DIRECTIONS >>
Tally all lines containing the word "urban". Give the number alone.

EXERCISE DATA >>
## START

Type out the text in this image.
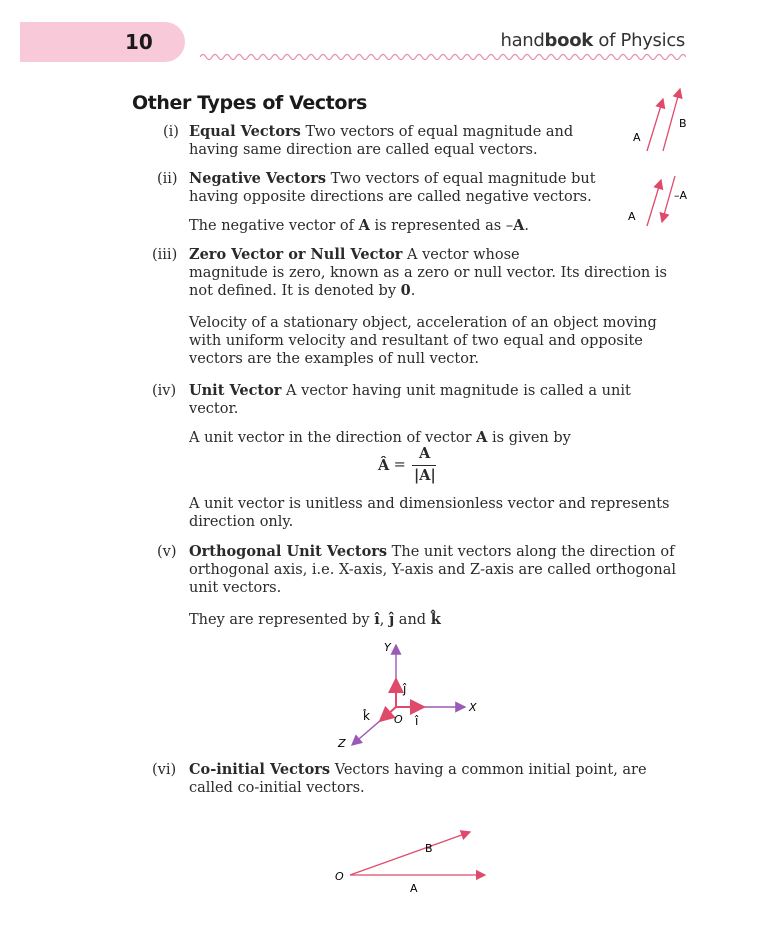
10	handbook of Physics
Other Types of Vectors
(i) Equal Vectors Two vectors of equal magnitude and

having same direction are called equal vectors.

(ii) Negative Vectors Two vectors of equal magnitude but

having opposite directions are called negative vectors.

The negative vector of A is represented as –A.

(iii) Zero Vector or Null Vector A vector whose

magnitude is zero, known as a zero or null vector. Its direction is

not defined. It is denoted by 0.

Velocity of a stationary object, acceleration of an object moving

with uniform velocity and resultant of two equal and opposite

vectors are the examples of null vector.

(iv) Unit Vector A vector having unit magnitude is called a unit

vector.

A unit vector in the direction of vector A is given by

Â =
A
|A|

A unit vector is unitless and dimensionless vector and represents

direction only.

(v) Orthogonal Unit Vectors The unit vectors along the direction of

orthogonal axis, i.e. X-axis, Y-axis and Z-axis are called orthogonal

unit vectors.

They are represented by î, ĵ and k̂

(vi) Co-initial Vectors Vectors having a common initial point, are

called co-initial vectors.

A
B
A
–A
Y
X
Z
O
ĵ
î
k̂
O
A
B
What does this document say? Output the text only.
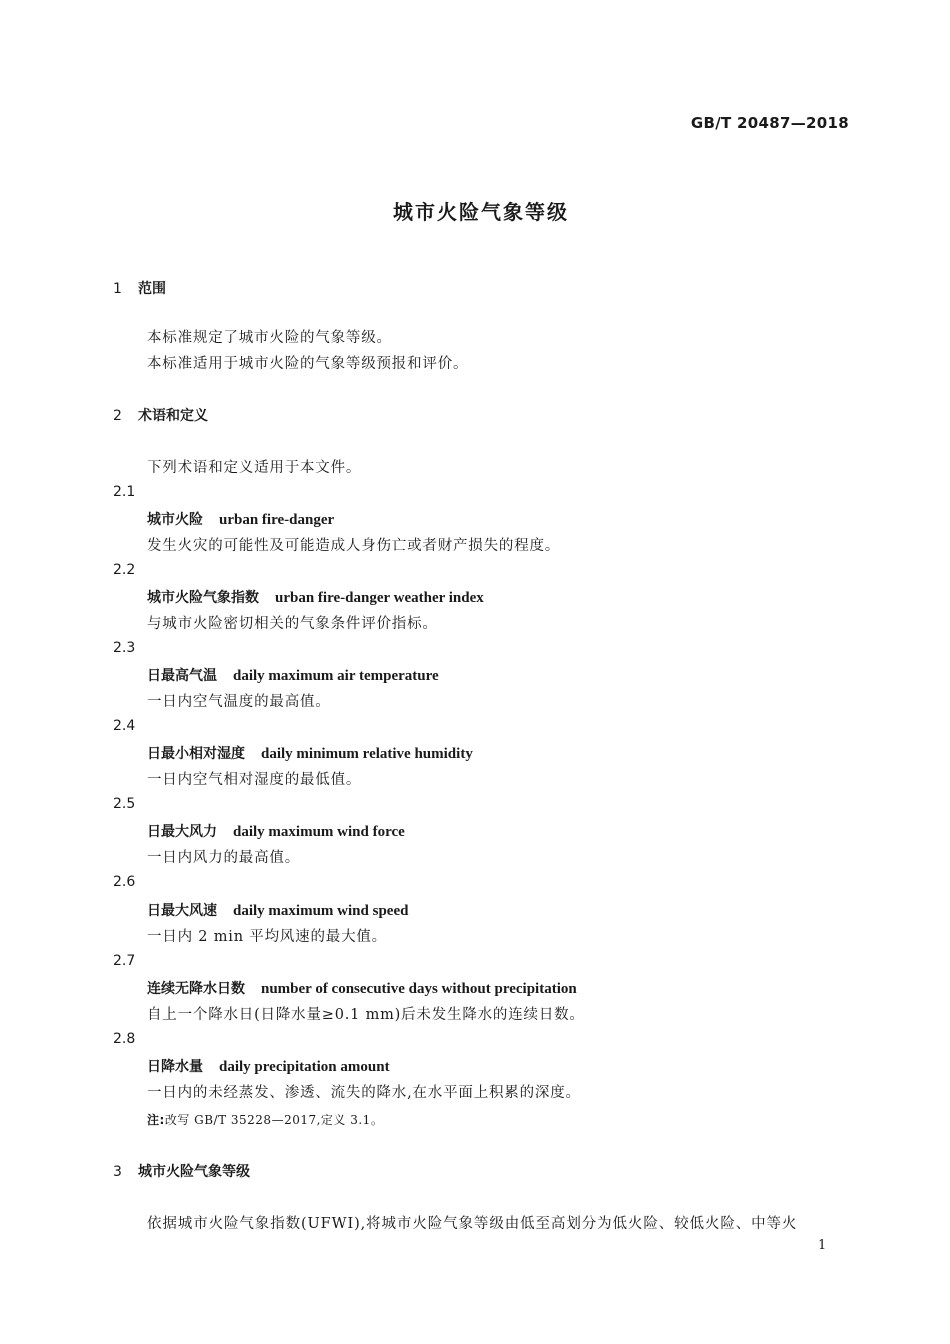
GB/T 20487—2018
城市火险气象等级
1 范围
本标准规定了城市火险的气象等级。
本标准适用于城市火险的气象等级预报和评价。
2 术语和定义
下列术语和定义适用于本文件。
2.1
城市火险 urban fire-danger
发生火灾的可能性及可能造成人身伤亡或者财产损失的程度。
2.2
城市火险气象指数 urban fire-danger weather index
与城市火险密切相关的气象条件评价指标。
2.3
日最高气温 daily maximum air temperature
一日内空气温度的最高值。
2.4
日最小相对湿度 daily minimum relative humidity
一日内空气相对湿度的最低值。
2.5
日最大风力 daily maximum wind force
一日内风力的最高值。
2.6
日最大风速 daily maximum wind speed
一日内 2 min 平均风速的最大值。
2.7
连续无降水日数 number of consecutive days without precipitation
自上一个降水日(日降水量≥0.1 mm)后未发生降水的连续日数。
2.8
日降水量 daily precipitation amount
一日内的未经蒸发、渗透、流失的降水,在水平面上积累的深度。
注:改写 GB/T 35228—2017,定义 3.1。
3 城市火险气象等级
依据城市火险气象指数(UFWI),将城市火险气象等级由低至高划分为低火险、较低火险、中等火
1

## END

ANSWER >>
2